REQUEST
The material below should be written out in full and exactly; pictures stay out of the copy.

[Rows from a dataset]
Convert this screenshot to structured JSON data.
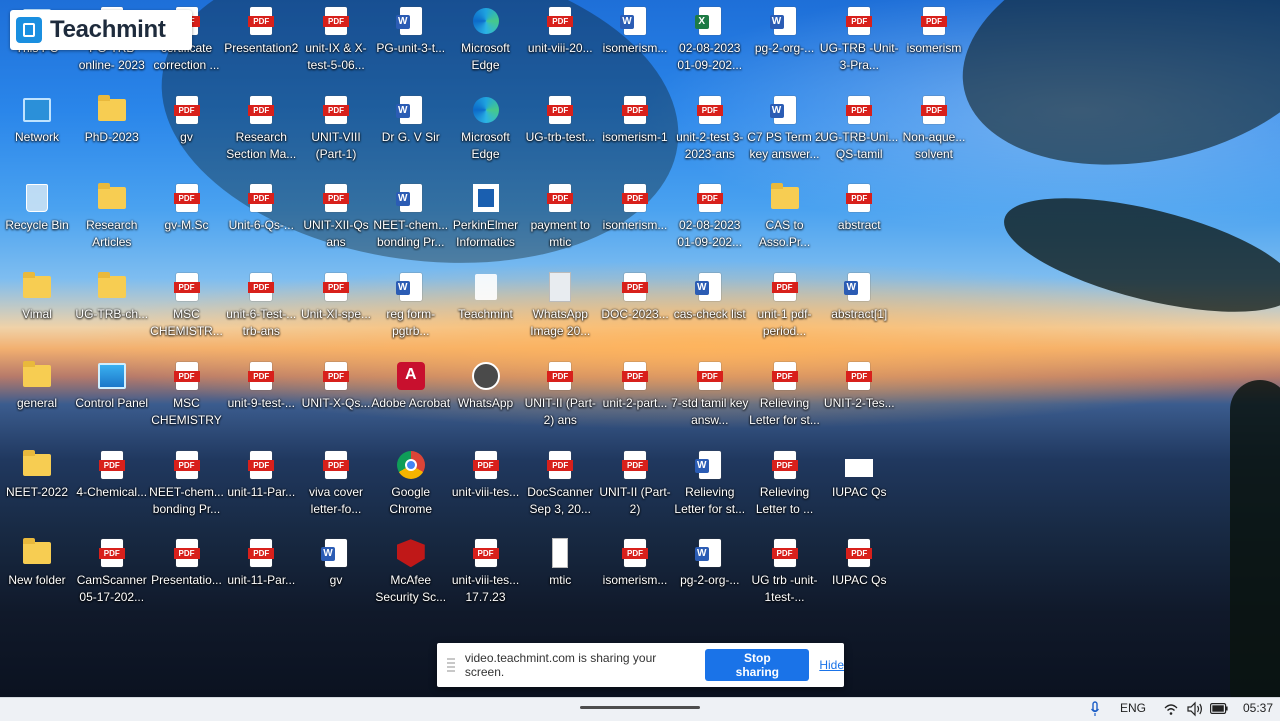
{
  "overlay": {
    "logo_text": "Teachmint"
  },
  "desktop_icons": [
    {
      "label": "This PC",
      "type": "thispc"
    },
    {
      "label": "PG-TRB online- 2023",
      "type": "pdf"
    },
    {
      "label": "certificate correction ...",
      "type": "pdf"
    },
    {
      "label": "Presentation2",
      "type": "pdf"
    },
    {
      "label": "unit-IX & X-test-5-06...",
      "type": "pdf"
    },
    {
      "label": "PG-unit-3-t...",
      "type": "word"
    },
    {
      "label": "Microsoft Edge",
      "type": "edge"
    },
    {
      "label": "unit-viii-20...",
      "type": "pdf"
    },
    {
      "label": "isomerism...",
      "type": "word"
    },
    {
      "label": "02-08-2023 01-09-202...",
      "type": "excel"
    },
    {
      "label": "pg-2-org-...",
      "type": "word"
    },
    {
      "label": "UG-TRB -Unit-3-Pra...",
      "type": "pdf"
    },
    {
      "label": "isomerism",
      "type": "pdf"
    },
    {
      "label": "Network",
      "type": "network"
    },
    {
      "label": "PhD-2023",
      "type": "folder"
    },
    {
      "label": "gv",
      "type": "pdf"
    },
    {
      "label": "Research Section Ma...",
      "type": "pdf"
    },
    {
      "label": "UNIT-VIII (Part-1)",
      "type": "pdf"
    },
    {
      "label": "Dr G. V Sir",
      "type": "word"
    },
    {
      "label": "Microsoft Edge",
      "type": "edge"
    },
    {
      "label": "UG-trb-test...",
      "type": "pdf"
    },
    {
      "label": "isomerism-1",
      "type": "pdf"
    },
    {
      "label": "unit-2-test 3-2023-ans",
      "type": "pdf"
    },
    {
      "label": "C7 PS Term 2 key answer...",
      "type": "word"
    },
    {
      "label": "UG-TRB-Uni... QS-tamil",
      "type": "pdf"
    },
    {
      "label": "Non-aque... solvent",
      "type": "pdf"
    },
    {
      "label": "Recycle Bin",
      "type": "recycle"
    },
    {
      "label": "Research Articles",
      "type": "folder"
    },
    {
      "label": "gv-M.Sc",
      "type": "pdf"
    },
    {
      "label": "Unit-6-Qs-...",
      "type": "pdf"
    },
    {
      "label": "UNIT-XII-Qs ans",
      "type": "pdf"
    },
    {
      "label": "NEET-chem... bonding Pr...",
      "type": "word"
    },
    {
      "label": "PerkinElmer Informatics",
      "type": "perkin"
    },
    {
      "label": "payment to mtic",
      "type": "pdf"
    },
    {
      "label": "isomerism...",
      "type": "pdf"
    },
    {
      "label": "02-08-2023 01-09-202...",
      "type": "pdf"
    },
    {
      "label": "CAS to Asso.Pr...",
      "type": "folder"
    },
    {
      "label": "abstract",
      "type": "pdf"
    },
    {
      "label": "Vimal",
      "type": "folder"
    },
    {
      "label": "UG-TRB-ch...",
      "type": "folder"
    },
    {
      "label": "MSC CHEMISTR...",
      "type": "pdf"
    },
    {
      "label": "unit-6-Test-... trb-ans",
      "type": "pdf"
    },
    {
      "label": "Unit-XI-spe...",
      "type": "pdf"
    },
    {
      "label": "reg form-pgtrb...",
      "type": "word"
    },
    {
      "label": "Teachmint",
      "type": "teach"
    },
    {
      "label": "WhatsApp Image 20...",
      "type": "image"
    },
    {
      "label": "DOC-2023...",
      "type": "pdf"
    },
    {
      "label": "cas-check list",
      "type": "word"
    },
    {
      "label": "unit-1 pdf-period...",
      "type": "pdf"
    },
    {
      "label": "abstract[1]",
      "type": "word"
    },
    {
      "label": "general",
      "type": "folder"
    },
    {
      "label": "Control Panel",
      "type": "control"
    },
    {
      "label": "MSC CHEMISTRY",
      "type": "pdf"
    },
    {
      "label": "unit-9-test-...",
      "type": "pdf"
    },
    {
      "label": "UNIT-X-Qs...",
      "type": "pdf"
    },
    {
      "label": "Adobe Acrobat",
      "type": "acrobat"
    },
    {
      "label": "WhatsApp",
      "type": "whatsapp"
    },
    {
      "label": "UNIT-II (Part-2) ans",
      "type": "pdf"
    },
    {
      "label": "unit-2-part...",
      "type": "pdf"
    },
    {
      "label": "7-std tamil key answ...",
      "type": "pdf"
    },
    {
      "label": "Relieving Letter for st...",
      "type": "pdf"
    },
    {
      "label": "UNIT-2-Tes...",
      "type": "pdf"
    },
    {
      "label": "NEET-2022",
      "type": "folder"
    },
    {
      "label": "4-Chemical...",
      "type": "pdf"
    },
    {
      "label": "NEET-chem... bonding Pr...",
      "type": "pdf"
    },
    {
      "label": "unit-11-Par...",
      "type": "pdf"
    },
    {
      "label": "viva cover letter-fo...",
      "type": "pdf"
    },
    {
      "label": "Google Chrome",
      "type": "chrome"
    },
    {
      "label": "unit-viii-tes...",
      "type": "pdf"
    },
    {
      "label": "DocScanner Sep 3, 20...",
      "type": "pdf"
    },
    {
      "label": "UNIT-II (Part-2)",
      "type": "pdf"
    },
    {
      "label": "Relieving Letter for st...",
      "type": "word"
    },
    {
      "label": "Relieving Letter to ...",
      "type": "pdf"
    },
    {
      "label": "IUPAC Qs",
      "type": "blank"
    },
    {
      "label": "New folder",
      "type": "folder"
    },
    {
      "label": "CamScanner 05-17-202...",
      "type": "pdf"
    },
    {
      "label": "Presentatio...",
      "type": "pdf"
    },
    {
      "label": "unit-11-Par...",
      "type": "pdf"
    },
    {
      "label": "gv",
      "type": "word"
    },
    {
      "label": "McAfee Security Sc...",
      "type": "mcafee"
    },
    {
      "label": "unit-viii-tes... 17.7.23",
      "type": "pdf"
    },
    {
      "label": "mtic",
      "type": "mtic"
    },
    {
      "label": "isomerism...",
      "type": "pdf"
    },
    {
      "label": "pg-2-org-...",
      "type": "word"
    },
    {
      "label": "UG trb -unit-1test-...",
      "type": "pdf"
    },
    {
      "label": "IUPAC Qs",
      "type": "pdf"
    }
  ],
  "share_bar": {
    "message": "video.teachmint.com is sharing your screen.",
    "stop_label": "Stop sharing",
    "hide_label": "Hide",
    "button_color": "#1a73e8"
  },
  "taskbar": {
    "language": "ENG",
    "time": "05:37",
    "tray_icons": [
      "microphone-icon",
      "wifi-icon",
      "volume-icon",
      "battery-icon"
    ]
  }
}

OUTPUT OF THE EXERCISE
Convert this screenshot to structured JSON data.
{
  "overlay": {
    "logo_text": "Teachmint"
  },
  "desktop_icons": [
    {
      "label": "This PC",
      "type": "thispc"
    },
    {
      "label": "PG-TRB online- 2023",
      "type": "pdf"
    },
    {
      "label": "certificate correction ...",
      "type": "pdf"
    },
    {
      "label": "Presentation2",
      "type": "pdf"
    },
    {
      "label": "unit-IX & X-test-5-06...",
      "type": "pdf"
    },
    {
      "label": "PG-unit-3-t...",
      "type": "word"
    },
    {
      "label": "Microsoft Edge",
      "type": "edge"
    },
    {
      "label": "unit-viii-20...",
      "type": "pdf"
    },
    {
      "label": "isomerism...",
      "type": "word"
    },
    {
      "label": "02-08-2023 01-09-202...",
      "type": "excel"
    },
    {
      "label": "pg-2-org-...",
      "type": "word"
    },
    {
      "label": "UG-TRB -Unit-3-Pra...",
      "type": "pdf"
    },
    {
      "label": "isomerism",
      "type": "pdf"
    },
    {
      "label": "Network",
      "type": "network"
    },
    {
      "label": "PhD-2023",
      "type": "folder"
    },
    {
      "label": "gv",
      "type": "pdf"
    },
    {
      "label": "Research Section Ma...",
      "type": "pdf"
    },
    {
      "label": "UNIT-VIII (Part-1)",
      "type": "pdf"
    },
    {
      "label": "Dr G. V Sir",
      "type": "word"
    },
    {
      "label": "Microsoft Edge",
      "type": "edge"
    },
    {
      "label": "UG-trb-test...",
      "type": "pdf"
    },
    {
      "label": "isomerism-1",
      "type": "pdf"
    },
    {
      "label": "unit-2-test 3-2023-ans",
      "type": "pdf"
    },
    {
      "label": "C7 PS Term 2 key answer...",
      "type": "word"
    },
    {
      "label": "UG-TRB-Uni... QS-tamil",
      "type": "pdf"
    },
    {
      "label": "Non-aque... solvent",
      "type": "pdf"
    },
    {
      "label": "Recycle Bin",
      "type": "recycle"
    },
    {
      "label": "Research Articles",
      "type": "folder"
    },
    {
      "label": "gv-M.Sc",
      "type": "pdf"
    },
    {
      "label": "Unit-6-Qs-...",
      "type": "pdf"
    },
    {
      "label": "UNIT-XII-Qs ans",
      "type": "pdf"
    },
    {
      "label": "NEET-chem... bonding Pr...",
      "type": "word"
    },
    {
      "label": "PerkinElmer Informatics",
      "type": "perkin"
    },
    {
      "label": "payment to mtic",
      "type": "pdf"
    },
    {
      "label": "isomerism...",
      "type": "pdf"
    },
    {
      "label": "02-08-2023 01-09-202...",
      "type": "pdf"
    },
    {
      "label": "CAS to Asso.Pr...",
      "type": "folder"
    },
    {
      "label": "abstract",
      "type": "pdf"
    },
    {
      "label": "Vimal",
      "type": "folder"
    },
    {
      "label": "UG-TRB-ch...",
      "type": "folder"
    },
    {
      "label": "MSC CHEMISTR...",
      "type": "pdf"
    },
    {
      "label": "unit-6-Test-... trb-ans",
      "type": "pdf"
    },
    {
      "label": "Unit-XI-spe...",
      "type": "pdf"
    },
    {
      "label": "reg form-pgtrb...",
      "type": "word"
    },
    {
      "label": "Teachmint",
      "type": "teach"
    },
    {
      "label": "WhatsApp Image 20...",
      "type": "image"
    },
    {
      "label": "DOC-2023...",
      "type": "pdf"
    },
    {
      "label": "cas-check list",
      "type": "word"
    },
    {
      "label": "unit-1 pdf-period...",
      "type": "pdf"
    },
    {
      "label": "abstract[1]",
      "type": "word"
    },
    {
      "label": "general",
      "type": "folder"
    },
    {
      "label": "Control Panel",
      "type": "control"
    },
    {
      "label": "MSC CHEMISTRY",
      "type": "pdf"
    },
    {
      "label": "unit-9-test-...",
      "type": "pdf"
    },
    {
      "label": "UNIT-X-Qs...",
      "type": "pdf"
    },
    {
      "label": "Adobe Acrobat",
      "type": "acrobat"
    },
    {
      "label": "WhatsApp",
      "type": "whatsapp"
    },
    {
      "label": "UNIT-II (Part-2) ans",
      "type": "pdf"
    },
    {
      "label": "unit-2-part...",
      "type": "pdf"
    },
    {
      "label": "7-std tamil key answ...",
      "type": "pdf"
    },
    {
      "label": "Relieving Letter for st...",
      "type": "pdf"
    },
    {
      "label": "UNIT-2-Tes...",
      "type": "pdf"
    },
    {
      "label": "NEET-2022",
      "type": "folder"
    },
    {
      "label": "4-Chemical...",
      "type": "pdf"
    },
    {
      "label": "NEET-chem... bonding Pr...",
      "type": "pdf"
    },
    {
      "label": "unit-11-Par...",
      "type": "pdf"
    },
    {
      "label": "viva cover letter-fo...",
      "type": "pdf"
    },
    {
      "label": "Google Chrome",
      "type": "chrome"
    },
    {
      "label": "unit-viii-tes...",
      "type": "pdf"
    },
    {
      "label": "DocScanner Sep 3, 20...",
      "type": "pdf"
    },
    {
      "label": "UNIT-II (Part-2)",
      "type": "pdf"
    },
    {
      "label": "Relieving Letter for st...",
      "type": "word"
    },
    {
      "label": "Relieving Letter to ...",
      "type": "pdf"
    },
    {
      "label": "IUPAC Qs",
      "type": "blank"
    },
    {
      "label": "New folder",
      "type": "folder"
    },
    {
      "label": "CamScanner 05-17-202...",
      "type": "pdf"
    },
    {
      "label": "Presentatio...",
      "type": "pdf"
    },
    {
      "label": "unit-11-Par...",
      "type": "pdf"
    },
    {
      "label": "gv",
      "type": "word"
    },
    {
      "label": "McAfee Security Sc...",
      "type": "mcafee"
    },
    {
      "label": "unit-viii-tes... 17.7.23",
      "type": "pdf"
    },
    {
      "label": "mtic",
      "type": "mtic"
    },
    {
      "label": "isomerism...",
      "type": "pdf"
    },
    {
      "label": "pg-2-org-...",
      "type": "word"
    },
    {
      "label": "UG trb -unit-1test-...",
      "type": "pdf"
    },
    {
      "label": "IUPAC Qs",
      "type": "pdf"
    }
  ],
  "share_bar": {
    "message": "video.teachmint.com is sharing your screen.",
    "stop_label": "Stop sharing",
    "hide_label": "Hide",
    "button_color": "#1a73e8"
  },
  "taskbar": {
    "language": "ENG",
    "time": "05:37",
    "tray_icons": [
      "microphone-icon",
      "wifi-icon",
      "volume-icon",
      "battery-icon"
    ]
  }
}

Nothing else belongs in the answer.